> **Your instructions**
In the entries below, find the lines that contain the word "bias" and copy them.

> **Records to process**
--------------------
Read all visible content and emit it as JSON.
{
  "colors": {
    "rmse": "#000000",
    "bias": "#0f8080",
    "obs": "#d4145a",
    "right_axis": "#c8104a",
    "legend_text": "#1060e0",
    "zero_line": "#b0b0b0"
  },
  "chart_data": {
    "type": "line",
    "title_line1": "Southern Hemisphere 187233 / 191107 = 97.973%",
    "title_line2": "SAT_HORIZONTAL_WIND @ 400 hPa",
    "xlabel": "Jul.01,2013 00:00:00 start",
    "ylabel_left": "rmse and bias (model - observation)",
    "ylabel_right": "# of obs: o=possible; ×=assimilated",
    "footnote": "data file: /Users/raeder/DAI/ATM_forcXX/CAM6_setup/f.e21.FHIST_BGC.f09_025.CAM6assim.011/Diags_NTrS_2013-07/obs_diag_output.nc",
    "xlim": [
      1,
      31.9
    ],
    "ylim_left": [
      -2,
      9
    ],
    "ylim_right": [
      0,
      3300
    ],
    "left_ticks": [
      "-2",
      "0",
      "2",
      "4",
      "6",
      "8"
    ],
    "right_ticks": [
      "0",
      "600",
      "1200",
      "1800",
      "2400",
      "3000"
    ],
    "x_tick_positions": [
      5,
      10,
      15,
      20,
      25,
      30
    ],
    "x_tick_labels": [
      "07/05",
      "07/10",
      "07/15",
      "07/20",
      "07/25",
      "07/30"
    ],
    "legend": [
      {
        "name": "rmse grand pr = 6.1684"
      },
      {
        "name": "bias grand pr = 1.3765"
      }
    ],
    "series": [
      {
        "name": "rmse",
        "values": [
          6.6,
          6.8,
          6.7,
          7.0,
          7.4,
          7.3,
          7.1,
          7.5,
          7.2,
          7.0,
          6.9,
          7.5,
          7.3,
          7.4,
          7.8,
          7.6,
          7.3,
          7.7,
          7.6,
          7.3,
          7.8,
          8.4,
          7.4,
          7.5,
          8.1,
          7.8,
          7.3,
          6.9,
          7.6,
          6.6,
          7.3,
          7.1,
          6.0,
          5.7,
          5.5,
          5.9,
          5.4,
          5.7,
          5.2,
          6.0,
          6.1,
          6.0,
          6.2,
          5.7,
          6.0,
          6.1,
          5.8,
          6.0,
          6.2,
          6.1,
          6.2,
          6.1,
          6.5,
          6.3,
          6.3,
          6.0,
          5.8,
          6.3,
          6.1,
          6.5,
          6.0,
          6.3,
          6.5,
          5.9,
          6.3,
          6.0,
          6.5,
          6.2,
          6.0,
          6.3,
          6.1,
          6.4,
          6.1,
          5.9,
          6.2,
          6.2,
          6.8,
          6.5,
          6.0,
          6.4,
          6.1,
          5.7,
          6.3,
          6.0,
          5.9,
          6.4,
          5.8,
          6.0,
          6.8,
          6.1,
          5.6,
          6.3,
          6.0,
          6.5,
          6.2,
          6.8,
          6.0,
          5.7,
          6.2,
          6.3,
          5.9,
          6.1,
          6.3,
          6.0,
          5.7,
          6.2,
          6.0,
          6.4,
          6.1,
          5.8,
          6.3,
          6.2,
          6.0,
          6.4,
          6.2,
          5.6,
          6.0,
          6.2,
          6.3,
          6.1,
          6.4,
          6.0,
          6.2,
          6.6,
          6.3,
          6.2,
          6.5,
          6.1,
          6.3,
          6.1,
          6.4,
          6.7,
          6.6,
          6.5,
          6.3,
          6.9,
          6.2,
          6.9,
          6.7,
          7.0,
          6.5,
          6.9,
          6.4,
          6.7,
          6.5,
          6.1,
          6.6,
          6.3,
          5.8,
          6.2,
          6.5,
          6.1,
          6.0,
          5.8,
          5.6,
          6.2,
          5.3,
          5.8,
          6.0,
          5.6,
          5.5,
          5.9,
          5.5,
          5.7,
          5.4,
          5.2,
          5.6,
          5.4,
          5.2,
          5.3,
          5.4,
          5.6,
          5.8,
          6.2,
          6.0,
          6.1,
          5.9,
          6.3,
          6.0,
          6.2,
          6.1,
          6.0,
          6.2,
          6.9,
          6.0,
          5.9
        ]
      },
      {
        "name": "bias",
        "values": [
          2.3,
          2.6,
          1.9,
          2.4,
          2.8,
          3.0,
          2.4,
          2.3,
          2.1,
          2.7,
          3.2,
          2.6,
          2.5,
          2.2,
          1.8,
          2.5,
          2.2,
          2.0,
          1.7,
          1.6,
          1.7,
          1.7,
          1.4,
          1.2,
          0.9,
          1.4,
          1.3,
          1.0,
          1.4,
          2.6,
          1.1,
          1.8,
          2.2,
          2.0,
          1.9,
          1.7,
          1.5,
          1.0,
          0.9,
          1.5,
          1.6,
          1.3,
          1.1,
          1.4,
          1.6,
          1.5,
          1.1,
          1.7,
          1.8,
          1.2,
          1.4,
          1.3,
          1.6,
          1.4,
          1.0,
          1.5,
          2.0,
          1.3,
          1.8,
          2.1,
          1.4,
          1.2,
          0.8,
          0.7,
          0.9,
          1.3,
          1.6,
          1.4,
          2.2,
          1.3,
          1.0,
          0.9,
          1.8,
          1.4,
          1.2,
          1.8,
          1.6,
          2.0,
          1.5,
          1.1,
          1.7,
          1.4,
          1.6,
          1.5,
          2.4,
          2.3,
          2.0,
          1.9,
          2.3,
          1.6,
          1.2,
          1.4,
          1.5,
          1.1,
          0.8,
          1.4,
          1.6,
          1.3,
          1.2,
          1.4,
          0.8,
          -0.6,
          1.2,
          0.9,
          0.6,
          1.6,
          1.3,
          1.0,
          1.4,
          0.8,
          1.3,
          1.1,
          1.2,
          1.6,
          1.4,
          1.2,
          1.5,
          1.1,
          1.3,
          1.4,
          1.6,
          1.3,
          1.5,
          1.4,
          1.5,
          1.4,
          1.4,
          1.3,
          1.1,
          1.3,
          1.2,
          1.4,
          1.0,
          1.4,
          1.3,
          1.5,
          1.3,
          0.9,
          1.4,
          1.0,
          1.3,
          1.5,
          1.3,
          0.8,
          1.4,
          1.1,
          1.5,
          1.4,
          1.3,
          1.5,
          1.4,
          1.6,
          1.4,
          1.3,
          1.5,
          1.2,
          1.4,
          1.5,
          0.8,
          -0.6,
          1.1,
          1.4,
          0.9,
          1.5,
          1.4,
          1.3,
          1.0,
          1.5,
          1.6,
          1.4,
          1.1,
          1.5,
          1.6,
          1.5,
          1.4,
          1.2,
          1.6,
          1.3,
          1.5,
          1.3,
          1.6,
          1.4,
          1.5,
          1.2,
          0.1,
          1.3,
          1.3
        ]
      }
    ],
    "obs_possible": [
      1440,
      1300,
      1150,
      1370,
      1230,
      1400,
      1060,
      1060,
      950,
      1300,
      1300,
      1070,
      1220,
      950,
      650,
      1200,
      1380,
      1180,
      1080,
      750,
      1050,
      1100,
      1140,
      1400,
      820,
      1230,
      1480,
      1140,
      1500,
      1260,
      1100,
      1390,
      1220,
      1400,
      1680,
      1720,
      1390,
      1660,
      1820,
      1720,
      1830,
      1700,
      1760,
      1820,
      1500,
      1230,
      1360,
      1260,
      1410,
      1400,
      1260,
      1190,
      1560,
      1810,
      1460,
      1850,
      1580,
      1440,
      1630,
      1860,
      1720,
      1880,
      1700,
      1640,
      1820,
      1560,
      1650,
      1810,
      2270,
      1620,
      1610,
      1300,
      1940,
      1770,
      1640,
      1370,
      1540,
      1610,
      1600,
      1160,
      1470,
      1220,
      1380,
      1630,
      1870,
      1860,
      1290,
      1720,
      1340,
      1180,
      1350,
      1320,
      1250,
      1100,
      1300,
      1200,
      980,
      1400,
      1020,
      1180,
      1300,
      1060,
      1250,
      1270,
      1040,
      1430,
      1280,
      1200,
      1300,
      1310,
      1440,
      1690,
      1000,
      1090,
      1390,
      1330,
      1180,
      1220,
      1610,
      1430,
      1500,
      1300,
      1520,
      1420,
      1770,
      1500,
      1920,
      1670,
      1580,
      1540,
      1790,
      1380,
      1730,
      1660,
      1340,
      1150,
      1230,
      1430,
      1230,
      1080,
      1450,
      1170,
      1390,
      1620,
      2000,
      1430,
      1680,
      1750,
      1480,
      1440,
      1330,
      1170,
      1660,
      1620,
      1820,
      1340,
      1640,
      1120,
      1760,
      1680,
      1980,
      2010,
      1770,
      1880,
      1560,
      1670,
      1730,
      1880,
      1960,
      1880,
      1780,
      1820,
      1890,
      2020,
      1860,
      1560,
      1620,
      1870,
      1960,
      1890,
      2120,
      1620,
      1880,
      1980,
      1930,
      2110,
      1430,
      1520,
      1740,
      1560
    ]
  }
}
--------------------
> **Answer for this exercise**
    "bias": "#0f8080",
    "ylabel_left": "rmse and bias (model - observation)",
        "name": "bias grand pr = 1.3765"
        "name": "bias",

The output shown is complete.